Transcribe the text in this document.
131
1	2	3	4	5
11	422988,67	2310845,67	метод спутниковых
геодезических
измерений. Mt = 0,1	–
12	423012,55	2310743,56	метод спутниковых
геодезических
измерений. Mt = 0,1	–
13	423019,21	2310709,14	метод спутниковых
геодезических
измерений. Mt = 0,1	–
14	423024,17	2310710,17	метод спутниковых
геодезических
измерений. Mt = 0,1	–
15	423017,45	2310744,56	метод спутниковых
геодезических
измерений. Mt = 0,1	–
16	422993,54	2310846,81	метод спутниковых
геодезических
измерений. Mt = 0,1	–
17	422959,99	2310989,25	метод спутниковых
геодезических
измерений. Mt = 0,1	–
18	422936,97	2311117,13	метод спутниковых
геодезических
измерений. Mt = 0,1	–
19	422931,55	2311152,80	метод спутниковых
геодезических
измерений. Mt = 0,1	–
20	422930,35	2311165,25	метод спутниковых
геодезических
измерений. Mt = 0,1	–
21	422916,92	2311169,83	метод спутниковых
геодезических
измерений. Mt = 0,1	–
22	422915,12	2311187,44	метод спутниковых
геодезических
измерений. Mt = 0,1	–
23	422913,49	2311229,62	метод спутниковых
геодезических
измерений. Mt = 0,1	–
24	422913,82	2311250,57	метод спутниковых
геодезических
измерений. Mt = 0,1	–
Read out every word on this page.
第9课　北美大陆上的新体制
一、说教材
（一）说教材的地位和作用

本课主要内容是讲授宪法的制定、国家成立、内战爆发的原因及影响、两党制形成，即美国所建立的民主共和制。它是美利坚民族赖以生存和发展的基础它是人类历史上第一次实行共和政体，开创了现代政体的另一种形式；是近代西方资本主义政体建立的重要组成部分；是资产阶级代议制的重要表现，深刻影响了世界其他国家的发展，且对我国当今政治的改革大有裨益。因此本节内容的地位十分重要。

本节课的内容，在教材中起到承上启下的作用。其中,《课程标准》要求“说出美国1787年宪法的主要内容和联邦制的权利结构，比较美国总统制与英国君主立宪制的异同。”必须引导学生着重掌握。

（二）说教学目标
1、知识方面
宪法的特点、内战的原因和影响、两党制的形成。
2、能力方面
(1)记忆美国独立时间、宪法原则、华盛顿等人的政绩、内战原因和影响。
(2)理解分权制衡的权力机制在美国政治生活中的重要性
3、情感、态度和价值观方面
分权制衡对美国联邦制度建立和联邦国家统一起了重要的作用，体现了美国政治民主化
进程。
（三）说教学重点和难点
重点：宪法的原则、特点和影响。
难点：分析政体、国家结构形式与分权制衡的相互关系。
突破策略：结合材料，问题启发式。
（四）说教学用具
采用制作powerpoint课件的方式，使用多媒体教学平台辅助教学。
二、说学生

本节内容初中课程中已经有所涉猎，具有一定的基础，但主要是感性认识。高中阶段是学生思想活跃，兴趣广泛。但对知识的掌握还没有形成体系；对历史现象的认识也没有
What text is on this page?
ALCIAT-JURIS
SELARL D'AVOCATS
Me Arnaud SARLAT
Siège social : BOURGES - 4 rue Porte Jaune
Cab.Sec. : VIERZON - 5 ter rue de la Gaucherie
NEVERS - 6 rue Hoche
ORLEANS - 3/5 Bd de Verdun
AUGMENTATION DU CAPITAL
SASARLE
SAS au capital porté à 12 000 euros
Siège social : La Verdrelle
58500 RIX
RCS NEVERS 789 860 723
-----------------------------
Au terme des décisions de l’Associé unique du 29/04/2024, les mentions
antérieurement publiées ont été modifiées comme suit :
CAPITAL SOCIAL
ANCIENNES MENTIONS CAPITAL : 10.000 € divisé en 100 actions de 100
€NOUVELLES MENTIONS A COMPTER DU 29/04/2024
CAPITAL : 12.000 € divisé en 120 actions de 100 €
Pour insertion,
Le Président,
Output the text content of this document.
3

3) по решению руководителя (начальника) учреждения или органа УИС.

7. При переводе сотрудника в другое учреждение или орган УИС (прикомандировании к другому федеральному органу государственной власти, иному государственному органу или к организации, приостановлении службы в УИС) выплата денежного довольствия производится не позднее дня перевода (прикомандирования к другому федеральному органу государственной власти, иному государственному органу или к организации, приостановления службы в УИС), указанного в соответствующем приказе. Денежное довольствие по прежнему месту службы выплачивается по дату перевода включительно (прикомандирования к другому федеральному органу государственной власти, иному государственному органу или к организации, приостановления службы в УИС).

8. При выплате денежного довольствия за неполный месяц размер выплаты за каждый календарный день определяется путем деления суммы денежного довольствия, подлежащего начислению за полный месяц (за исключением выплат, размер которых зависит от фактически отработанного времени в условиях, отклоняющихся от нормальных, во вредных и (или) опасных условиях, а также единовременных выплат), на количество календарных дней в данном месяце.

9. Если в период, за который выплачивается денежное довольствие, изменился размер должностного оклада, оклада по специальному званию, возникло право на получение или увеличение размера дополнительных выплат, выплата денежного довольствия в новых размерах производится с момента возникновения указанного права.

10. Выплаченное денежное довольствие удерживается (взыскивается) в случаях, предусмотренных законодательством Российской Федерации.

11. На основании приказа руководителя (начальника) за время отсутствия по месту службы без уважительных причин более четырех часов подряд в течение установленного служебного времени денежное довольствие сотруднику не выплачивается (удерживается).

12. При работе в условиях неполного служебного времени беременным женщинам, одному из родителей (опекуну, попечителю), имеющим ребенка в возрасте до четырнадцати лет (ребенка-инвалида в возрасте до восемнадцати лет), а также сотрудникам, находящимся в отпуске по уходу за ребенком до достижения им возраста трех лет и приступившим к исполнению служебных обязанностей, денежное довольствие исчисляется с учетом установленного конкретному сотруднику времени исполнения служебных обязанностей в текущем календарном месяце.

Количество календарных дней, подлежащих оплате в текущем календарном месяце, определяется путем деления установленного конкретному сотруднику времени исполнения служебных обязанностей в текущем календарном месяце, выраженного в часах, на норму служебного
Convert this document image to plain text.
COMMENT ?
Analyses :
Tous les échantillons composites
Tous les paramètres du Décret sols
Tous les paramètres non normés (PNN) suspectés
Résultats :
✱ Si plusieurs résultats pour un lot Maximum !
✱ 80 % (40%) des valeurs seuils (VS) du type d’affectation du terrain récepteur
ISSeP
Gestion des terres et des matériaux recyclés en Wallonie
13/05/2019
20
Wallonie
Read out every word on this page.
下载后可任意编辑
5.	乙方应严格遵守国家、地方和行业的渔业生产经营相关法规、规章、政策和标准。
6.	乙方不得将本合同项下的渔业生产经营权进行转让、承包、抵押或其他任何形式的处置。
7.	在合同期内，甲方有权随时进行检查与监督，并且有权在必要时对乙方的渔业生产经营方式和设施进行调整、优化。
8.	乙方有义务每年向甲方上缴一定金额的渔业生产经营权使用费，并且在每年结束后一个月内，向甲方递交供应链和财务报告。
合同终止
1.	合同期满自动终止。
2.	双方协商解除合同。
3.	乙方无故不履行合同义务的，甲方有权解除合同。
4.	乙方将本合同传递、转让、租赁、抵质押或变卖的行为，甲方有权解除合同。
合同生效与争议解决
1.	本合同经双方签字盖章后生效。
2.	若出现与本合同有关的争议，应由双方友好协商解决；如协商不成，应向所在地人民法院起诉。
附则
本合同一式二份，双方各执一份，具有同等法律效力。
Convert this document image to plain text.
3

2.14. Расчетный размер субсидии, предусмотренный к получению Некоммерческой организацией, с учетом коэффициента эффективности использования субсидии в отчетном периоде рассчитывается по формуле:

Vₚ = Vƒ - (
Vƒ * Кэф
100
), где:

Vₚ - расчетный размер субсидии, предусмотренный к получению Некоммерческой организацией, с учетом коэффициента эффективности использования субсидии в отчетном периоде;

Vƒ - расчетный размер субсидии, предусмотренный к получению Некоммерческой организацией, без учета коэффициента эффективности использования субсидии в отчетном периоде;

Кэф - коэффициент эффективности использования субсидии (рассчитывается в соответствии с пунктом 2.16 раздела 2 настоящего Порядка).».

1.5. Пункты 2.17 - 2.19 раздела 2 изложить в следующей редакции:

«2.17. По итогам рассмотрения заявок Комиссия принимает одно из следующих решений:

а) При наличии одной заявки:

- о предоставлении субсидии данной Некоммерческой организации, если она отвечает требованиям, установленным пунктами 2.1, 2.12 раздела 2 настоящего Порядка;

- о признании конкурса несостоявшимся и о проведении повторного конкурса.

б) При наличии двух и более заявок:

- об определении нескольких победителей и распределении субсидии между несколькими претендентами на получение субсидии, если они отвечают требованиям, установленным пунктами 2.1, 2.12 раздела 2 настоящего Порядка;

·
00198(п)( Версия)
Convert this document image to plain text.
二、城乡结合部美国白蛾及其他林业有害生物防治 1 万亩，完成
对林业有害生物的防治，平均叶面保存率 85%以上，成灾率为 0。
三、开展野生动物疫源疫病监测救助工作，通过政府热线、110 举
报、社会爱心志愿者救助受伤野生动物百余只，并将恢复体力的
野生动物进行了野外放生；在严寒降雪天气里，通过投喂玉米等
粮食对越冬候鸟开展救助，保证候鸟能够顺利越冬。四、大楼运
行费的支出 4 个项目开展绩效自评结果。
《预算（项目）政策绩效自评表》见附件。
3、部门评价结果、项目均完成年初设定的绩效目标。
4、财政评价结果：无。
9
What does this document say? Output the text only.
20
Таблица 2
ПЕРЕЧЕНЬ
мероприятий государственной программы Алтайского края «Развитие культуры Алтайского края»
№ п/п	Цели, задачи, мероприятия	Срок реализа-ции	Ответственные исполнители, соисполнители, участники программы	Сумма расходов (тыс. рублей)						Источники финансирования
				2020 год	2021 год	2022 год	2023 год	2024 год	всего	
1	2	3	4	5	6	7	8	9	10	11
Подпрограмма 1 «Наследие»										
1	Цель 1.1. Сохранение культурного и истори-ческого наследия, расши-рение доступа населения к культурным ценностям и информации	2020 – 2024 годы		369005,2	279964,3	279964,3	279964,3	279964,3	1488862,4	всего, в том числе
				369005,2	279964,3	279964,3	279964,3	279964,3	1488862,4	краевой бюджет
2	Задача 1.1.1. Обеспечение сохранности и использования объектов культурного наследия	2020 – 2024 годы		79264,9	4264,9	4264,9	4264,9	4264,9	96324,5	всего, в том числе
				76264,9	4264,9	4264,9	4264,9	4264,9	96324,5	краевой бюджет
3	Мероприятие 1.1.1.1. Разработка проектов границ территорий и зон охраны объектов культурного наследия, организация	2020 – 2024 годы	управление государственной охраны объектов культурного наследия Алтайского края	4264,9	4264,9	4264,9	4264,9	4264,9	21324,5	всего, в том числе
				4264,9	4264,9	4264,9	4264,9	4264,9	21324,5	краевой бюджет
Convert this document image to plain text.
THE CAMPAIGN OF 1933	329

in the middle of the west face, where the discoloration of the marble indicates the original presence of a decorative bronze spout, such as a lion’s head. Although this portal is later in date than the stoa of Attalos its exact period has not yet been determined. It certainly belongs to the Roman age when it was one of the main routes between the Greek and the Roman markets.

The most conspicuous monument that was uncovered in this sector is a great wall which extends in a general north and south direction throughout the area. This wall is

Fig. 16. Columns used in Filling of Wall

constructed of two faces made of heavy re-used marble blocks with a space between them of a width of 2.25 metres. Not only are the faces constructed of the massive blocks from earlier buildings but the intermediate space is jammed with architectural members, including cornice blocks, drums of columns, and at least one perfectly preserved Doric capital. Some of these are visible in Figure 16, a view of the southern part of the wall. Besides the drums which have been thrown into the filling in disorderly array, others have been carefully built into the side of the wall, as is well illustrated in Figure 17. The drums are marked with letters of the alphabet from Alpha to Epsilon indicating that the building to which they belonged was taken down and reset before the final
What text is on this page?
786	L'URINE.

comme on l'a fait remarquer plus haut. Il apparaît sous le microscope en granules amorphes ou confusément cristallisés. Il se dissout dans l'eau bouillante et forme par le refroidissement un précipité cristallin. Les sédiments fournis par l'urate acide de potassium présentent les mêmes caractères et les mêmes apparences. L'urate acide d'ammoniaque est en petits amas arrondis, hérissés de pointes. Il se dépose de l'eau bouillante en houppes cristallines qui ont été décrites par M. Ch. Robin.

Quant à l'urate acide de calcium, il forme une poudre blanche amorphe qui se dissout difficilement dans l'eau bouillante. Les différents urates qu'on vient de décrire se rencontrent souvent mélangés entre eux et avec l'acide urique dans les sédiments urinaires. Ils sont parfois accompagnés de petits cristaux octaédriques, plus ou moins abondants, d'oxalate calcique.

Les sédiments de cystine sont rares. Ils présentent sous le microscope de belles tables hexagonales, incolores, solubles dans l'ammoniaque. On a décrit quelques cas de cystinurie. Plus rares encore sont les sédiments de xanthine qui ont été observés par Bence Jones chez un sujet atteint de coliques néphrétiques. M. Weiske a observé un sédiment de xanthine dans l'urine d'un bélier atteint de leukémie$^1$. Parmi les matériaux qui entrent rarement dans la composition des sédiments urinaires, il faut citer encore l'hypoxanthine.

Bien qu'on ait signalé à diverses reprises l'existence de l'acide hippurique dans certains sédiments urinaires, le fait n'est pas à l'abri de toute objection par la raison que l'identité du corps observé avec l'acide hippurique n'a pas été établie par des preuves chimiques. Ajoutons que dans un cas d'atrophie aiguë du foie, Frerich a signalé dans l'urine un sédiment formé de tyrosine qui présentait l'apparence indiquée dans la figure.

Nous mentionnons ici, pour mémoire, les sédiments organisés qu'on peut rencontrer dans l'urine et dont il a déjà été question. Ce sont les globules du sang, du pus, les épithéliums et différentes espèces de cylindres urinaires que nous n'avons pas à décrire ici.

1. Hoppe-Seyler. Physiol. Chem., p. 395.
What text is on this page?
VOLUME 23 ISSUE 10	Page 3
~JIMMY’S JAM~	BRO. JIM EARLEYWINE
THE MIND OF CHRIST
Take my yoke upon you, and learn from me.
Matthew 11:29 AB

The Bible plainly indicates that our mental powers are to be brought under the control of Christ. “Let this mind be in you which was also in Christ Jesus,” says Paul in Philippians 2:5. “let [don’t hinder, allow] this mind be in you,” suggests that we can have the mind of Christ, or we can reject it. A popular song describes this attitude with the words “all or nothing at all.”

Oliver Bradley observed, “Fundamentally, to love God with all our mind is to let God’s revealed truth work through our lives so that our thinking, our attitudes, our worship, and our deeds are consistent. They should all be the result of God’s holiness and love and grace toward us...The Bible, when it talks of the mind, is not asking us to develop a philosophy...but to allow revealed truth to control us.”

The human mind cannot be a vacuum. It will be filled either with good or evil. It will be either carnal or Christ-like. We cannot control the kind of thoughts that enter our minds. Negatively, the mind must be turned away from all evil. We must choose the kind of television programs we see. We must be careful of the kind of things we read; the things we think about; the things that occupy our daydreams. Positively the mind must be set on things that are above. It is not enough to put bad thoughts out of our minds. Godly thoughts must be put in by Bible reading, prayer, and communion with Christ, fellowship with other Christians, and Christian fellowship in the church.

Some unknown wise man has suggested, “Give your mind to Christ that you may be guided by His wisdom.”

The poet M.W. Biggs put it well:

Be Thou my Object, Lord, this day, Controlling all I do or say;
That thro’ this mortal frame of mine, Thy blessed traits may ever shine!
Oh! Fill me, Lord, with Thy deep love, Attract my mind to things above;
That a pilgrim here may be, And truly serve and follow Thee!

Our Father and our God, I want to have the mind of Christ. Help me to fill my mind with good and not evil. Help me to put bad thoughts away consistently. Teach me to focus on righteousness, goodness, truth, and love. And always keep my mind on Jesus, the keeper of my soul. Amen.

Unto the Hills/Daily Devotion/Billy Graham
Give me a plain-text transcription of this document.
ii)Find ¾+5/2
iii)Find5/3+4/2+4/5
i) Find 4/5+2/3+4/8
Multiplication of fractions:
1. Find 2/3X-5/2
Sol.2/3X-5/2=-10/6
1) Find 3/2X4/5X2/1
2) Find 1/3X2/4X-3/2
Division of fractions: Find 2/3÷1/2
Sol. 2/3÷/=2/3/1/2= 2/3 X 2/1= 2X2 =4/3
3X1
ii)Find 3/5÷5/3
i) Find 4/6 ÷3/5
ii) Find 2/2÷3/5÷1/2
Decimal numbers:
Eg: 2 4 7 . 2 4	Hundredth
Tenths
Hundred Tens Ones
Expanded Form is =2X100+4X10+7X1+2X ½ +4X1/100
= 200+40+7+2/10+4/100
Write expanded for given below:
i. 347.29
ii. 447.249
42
···
_Exercise_. Your task is to gather every line with the word "руководителя" and copy it.

_Written response_.
3) по решению руководителя (начальника) учреждения или органа УИС.
11. На основании приказа руководителя (начальника) за время отсутствия по месту службы без уважительных причин более четырех часов подряд в течение установленного служебного времени денежное довольствие сотруднику не выплачивается (удерживается).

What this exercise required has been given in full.